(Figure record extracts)
════════

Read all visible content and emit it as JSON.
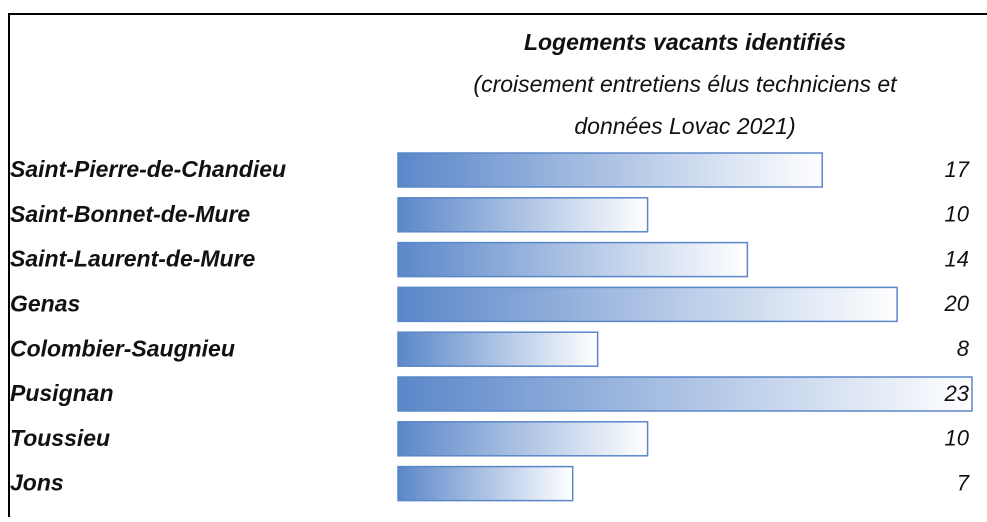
{
  "chart_data": {
    "type": "bar",
    "title": "Logements vacants identifiés",
    "subtitle": [
      "(croisement entretiens élus techniciens et",
      "données Lovac 2021)"
    ],
    "categories": [
      "Saint-Pierre-de-Chandieu",
      "Saint-Bonnet-de-Mure",
      "Saint-Laurent-de-Mure",
      "Genas",
      "Colombier-Saugnieu",
      "Pusignan",
      "Toussieu",
      "Jons"
    ],
    "values": [
      17,
      10,
      14,
      20,
      8,
      23,
      10,
      7
    ],
    "color": "#5b87c9"
  }
}
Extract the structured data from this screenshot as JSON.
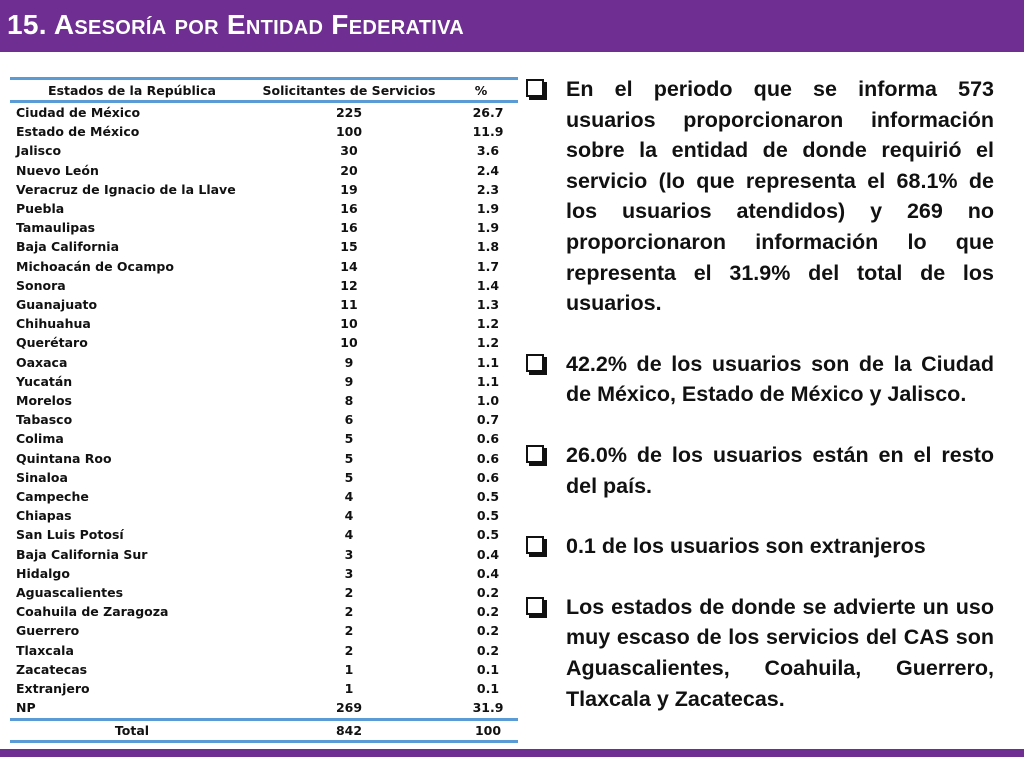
{
  "title": "15. Asesoría por Entidad Federativa",
  "table": {
    "headers": [
      "Estados de la República",
      "Solicitantes de Servicios",
      "%"
    ],
    "rows": [
      [
        "Ciudad de México",
        "225",
        "26.7"
      ],
      [
        "Estado de México",
        "100",
        "11.9"
      ],
      [
        "Jalisco",
        "30",
        "3.6"
      ],
      [
        "Nuevo León",
        "20",
        "2.4"
      ],
      [
        "Veracruz de Ignacio de la Llave",
        "19",
        "2.3"
      ],
      [
        "Puebla",
        "16",
        "1.9"
      ],
      [
        "Tamaulipas",
        "16",
        "1.9"
      ],
      [
        "Baja California",
        "15",
        "1.8"
      ],
      [
        "Michoacán de Ocampo",
        "14",
        "1.7"
      ],
      [
        "Sonora",
        "12",
        "1.4"
      ],
      [
        "Guanajuato",
        "11",
        "1.3"
      ],
      [
        "Chihuahua",
        "10",
        "1.2"
      ],
      [
        "Querétaro",
        "10",
        "1.2"
      ],
      [
        "Oaxaca",
        "9",
        "1.1"
      ],
      [
        "Yucatán",
        "9",
        "1.1"
      ],
      [
        "Morelos",
        "8",
        "1.0"
      ],
      [
        "Tabasco",
        "6",
        "0.7"
      ],
      [
        "Colima",
        "5",
        "0.6"
      ],
      [
        "Quintana Roo",
        "5",
        "0.6"
      ],
      [
        "Sinaloa",
        "5",
        "0.6"
      ],
      [
        "Campeche",
        "4",
        "0.5"
      ],
      [
        "Chiapas",
        "4",
        "0.5"
      ],
      [
        "San Luis Potosí",
        "4",
        "0.5"
      ],
      [
        "Baja California Sur",
        "3",
        "0.4"
      ],
      [
        "Hidalgo",
        "3",
        "0.4"
      ],
      [
        "Aguascalientes",
        "2",
        "0.2"
      ],
      [
        "Coahuila de Zaragoza",
        "2",
        "0.2"
      ],
      [
        "Guerrero",
        "2",
        "0.2"
      ],
      [
        "Tlaxcala",
        "2",
        "0.2"
      ],
      [
        "Zacatecas",
        "1",
        "0.1"
      ],
      [
        "Extranjero",
        "1",
        "0.1"
      ],
      [
        "NP",
        "269",
        "31.9"
      ]
    ],
    "total": [
      "Total",
      "842",
      "100"
    ]
  },
  "bullets": [
    "En el periodo que se informa 573 usuarios proporcionaron información sobre la entidad de donde requirió el servicio (lo que representa el 68.1% de los usuarios atendidos) y 269 no proporcionaron información lo que representa el 31.9% del total de los usuarios.",
    "42.2% de los usuarios son de la Ciudad de México, Estado de México y Jalisco.",
    "26.0% de los usuarios están en el resto del país.",
    "0.1 de los usuarios son extranjeros",
    "Los estados de donde se advierte un uso muy escaso de los servicios del CAS son Aguascalientes, Coahuila, Guerrero, Tlaxcala y Zacatecas."
  ],
  "icons": {
    "bullet": "checkbox-bullet-icon"
  },
  "colors": {
    "accent": "#6f2e91",
    "table_rule": "#5a9bd5"
  }
}
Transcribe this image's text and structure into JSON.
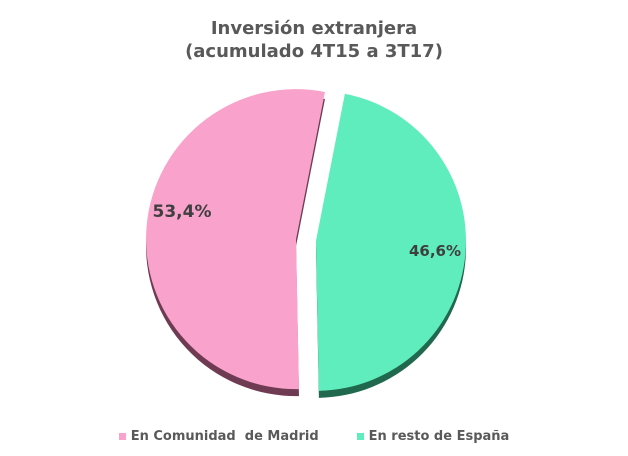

════════

▶ _TASK DETAILS_
All of the entries need to be transcribed word for word; pictures are left out.

▶ _EXPECTED ANSWER_
Read all visible content and emit it as JSON.
{
  "chart_data": {
    "type": "bar",
    "title": "Logements vacants identifiés",
    "subtitle": [
      "(croisement entretiens élus techniciens et",
      "données Lovac 2021)"
    ],
    "categories": [
      "Saint-Pierre-de-Chandieu",
      "Saint-Bonnet-de-Mure",
      "Saint-Laurent-de-Mure",
      "Genas",
      "Colombier-Saugnieu",
      "Pusignan",
      "Toussieu",
      "Jons"
    ],
    "values": [
      17,
      10,
      14,
      20,
      8,
      23,
      10,
      7
    ],
    "color": "#5b87c9"
  }
}
Extract the structured data from this screenshot as JSON.
{
  "title": "15. Asesoría por Entidad Federativa",
  "table": {
    "headers": [
      "Estados de la República",
      "Solicitantes de Servicios",
      "%"
    ],
    "rows": [
      [
        "Ciudad de México",
        "225",
        "26.7"
      ],
      [
        "Estado de México",
        "100",
        "11.9"
      ],
      [
        "Jalisco",
        "30",
        "3.6"
      ],
      [
        "Nuevo León",
        "20",
        "2.4"
      ],
      [
        "Veracruz de Ignacio de la Llave",
        "19",
        "2.3"
      ],
      [
        "Puebla",
        "16",
        "1.9"
      ],
      [
        "Tamaulipas",
        "16",
        "1.9"
      ],
      [
        "Baja California",
        "15",
        "1.8"
      ],
      [
        "Michoacán de Ocampo",
        "14",
        "1.7"
      ],
      [
        "Sonora",
        "12",
        "1.4"
      ],
      [
        "Guanajuato",
        "11",
        "1.3"
      ],
      [
        "Chihuahua",
        "10",
        "1.2"
      ],
      [
        "Querétaro",
        "10",
        "1.2"
      ],
      [
        "Oaxaca",
        "9",
        "1.1"
      ],
      [
        "Yucatán",
        "9",
        "1.1"
      ],
      [
        "Morelos",
        "8",
        "1.0"
      ],
      [
        "Tabasco",
        "6",
        "0.7"
      ],
      [
        "Colima",
        "5",
        "0.6"
      ],
      [
        "Quintana Roo",
        "5",
        "0.6"
      ],
      [
        "Sinaloa",
        "5",
        "0.6"
      ],
      [
        "Campeche",
        "4",
        "0.5"
      ],
      [
        "Chiapas",
        "4",
        "0.5"
      ],
      [
        "San Luis Potosí",
        "4",
        "0.5"
      ],
      [
        "Baja California Sur",
        "3",
        "0.4"
      ],
      [
        "Hidalgo",
        "3",
        "0.4"
      ],
      [
        "Aguascalientes",
        "2",
        "0.2"
      ],
      [
        "Coahuila de Zaragoza",
        "2",
        "0.2"
      ],
      [
        "Guerrero",
        "2",
        "0.2"
      ],
      [
        "Tlaxcala",
        "2",
        "0.2"
      ],
      [
        "Zacatecas",
        "1",
        "0.1"
      ],
      [
        "Extranjero",
        "1",
        "0.1"
      ],
      [
        "NP",
        "269",
        "31.9"
      ]
    ],
    "total": [
      "Total",
      "842",
      "100"
    ]
  },
  "bullets": [
    "En el periodo que se informa 573 usuarios proporcionaron información sobre la entidad de donde requirió el servicio (lo que representa el 68.1% de los usuarios atendidos) y 269 no proporcionaron información lo que representa el 31.9% del total de los usuarios.",
    "42.2% de los usuarios son de la Ciudad de México, Estado de México y Jalisco.",
    "26.0% de los usuarios están en el resto del país.",
    "0.1 de los usuarios son extranjeros",
    "Los estados de donde se advierte un uso muy escaso de los servicios del CAS son Aguascalientes, Coahuila, Guerrero, Tlaxcala y Zacatecas."
  ],
  "icons": {
    "bullet": "checkbox-bullet-icon"
  },
  "colors": {
    "accent": "#6f2e91",
    "table_rule": "#5a9bd5"
  }
}
Transcribe this image's text and structure into JSON.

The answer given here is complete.